Records excerpted from a collection:
========

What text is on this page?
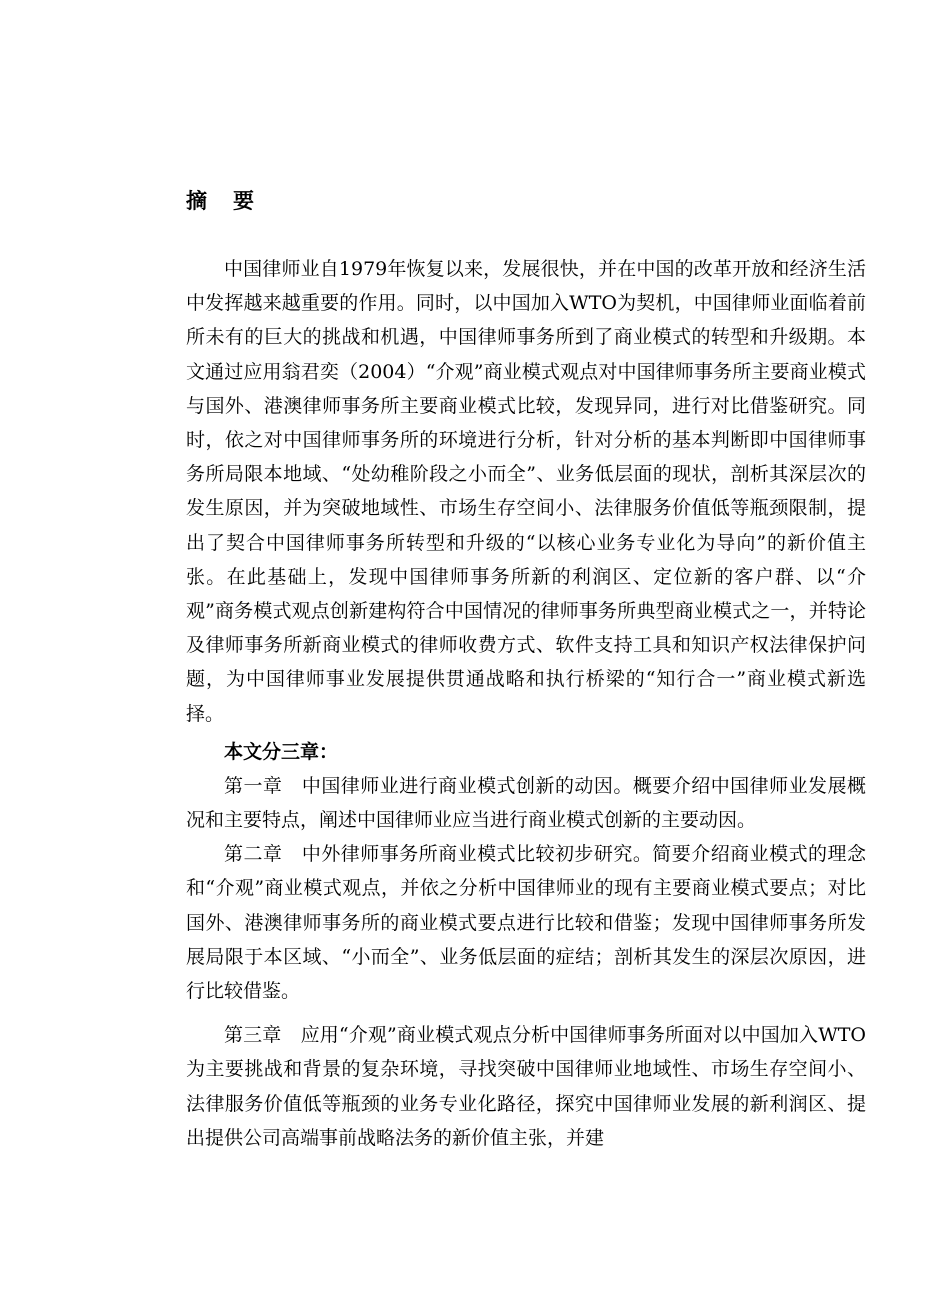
摘要

中国律师业自1979年恢复以来，发展很快，并在中国的改革开放和经济生活中发挥越来越重要的作用。同时，以中国加入WTO为契机，中国律师业面临着前所未有的巨大的挑战和机遇，中国律师事务所到了商业模式的转型和升级期。本文通过应用翁君奕（2004）“介观”商业模式观点对中国律师事务所主要商业模式与国外、港澳律师事务所主要商业模式比较，发现异同，进行对比借鉴研究。同时，依之对中国律师事务所的环境进行分析，针对分析的基本判断即中国律师事务所局限本地域、“处幼稚阶段之小而全”、业务低层面的现状，剖析其深层次的发生原因，并为突破地域性、市场生存空间小、法律服务价值低等瓶颈限制，提出了契合中国律师事务所转型和升级的“以核心业务专业化为导向”的新价值主张。在此基础上，发现中国律师事务所新的利润区、定位新的客户群、以“介观”商务模式观点创新建构符合中国情况的律师事务所典型商业模式之一，并特论及律师事务所新商业模式的律师收费方式、软件支持工具和知识产权法律保护问题，为中国律师事业发展提供贯通战略和执行桥梁的“知行合一”商业模式新选择。

本文分三章：

第一章　中国律师业进行商业模式创新的动因。概要介绍中国律师业发展概况和主要特点，阐述中国律师业应当进行商业模式创新的主要动因。

第二章　中外律师事务所商业模式比较初步研究。简要介绍商业模式的理念和“介观”商业模式观点，并依之分析中国律师业的现有主要商业模式要点；对比国外、港澳律师事务所的商业模式要点进行比较和借鉴；发现中国律师事务所发展局限于本区域、“小而全”、业务低层面的症结；剖析其发生的深层次原因，进行比较借鉴。

第三章　应用“介观”商业模式观点分析中国律师事务所面对以中国加入WTO为主要挑战和背景的复杂环境，寻找突破中国律师业地域性、市场生存空间小、法律服务价值低等瓶颈的业务专业化路径，探究中国律师业发展的新利润区、提出提供公司高端事前战略法务的新价值主张，并建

========

- AIM OF THE EXERCISE
Return each line exactly as written. Any picture gets left out.

- CORRECT OUTPUT
What text is on this page?
摘要

中国律师业自1979年恢复以来，发展很快，并在中国的改革开放和经济生活中发挥越来越重要的作用。同时，以中国加入WTO为契机，中国律师业面临着前所未有的巨大的挑战和机遇，中国律师事务所到了商业模式的转型和升级期。本文通过应用翁君奕（2004）“介观”商业模式观点对中国律师事务所主要商业模式与国外、港澳律师事务所主要商业模式比较，发现异同，进行对比借鉴研究。同时，依之对中国律师事务所的环境进行分析，针对分析的基本判断即中国律师事务所局限本地域、“处幼稚阶段之小而全”、业务低层面的现状，剖析其深层次的发生原因，并为突破地域性、市场生存空间小、法律服务价值低等瓶颈限制，提出了契合中国律师事务所转型和升级的“以核心业务专业化为导向”的新价值主张。在此基础上，发现中国律师事务所新的利润区、定位新的客户群、以“介观”商务模式观点创新建构符合中国情况的律师事务所典型商业模式之一，并特论及律师事务所新商业模式的律师收费方式、软件支持工具和知识产权法律保护问题，为中国律师事业发展提供贯通战略和执行桥梁的“知行合一”商业模式新选择。

本文分三章：

第一章　中国律师业进行商业模式创新的动因。概要介绍中国律师业发展概况和主要特点，阐述中国律师业应当进行商业模式创新的主要动因。

第二章　中外律师事务所商业模式比较初步研究。简要介绍商业模式的理念和“介观”商业模式观点，并依之分析中国律师业的现有主要商业模式要点；对比国外、港澳律师事务所的商业模式要点进行比较和借鉴；发现中国律师事务所发展局限于本区域、“小而全”、业务低层面的症结；剖析其发生的深层次原因，进行比较借鉴。

第三章　应用“介观”商业模式观点分析中国律师事务所面对以中国加入WTO为主要挑战和背景的复杂环境，寻找突破中国律师业地域性、市场生存空间小、法律服务价值低等瓶颈的业务专业化路径，探究中国律师业发展的新利润区、提出提供公司高端事前战略法务的新价值主张，并建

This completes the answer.